## START

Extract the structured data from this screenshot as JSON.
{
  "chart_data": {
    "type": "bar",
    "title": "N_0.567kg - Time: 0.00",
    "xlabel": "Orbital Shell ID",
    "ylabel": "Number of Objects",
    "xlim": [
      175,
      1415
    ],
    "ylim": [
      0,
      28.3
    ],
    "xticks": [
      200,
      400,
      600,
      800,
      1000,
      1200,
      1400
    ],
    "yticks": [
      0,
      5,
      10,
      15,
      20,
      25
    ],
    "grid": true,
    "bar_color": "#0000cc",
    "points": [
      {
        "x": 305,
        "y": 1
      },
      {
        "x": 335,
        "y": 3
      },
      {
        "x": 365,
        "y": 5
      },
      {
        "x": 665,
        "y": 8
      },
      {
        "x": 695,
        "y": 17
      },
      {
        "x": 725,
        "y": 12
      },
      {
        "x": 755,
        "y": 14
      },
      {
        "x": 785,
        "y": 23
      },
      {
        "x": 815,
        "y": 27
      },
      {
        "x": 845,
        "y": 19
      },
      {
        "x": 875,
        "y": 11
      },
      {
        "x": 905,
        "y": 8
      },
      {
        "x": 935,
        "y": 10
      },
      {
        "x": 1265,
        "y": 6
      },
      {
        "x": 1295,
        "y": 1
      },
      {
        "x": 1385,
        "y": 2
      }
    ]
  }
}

## END

Transcribe the material above in its entirety. Match it exactly.

Extract the structured data from this screenshot as JSON.
{
  "chart_data": {
    "type": "bar",
    "title": "N_0.567kg - Time: 0.00",
    "xlabel": "Orbital Shell ID",
    "ylabel": "Number of Objects",
    "xlim": [
      175,
      1415
    ],
    "ylim": [
      0,
      28.3
    ],
    "xticks": [
      200,
      400,
      600,
      800,
      1000,
      1200,
      1400
    ],
    "yticks": [
      0,
      5,
      10,
      15,
      20,
      25
    ],
    "grid": true,
    "bar_color": "#0000cc",
    "points": [
      {
        "x": 305,
        "y": 1
      },
      {
        "x": 335,
        "y": 3
      },
      {
        "x": 365,
        "y": 5
      },
      {
        "x": 665,
        "y": 8
      },
      {
        "x": 695,
        "y": 17
      },
      {
        "x": 725,
        "y": 12
      },
      {
        "x": 755,
        "y": 14
      },
      {
        "x": 785,
        "y": 23
      },
      {
        "x": 815,
        "y": 27
      },
      {
        "x": 845,
        "y": 19
      },
      {
        "x": 875,
        "y": 11
      },
      {
        "x": 905,
        "y": 8
      },
      {
        "x": 935,
        "y": 10
      },
      {
        "x": 1265,
        "y": 6
      },
      {
        "x": 1295,
        "y": 1
      },
      {
        "x": 1385,
        "y": 2
      }
    ]
  }
}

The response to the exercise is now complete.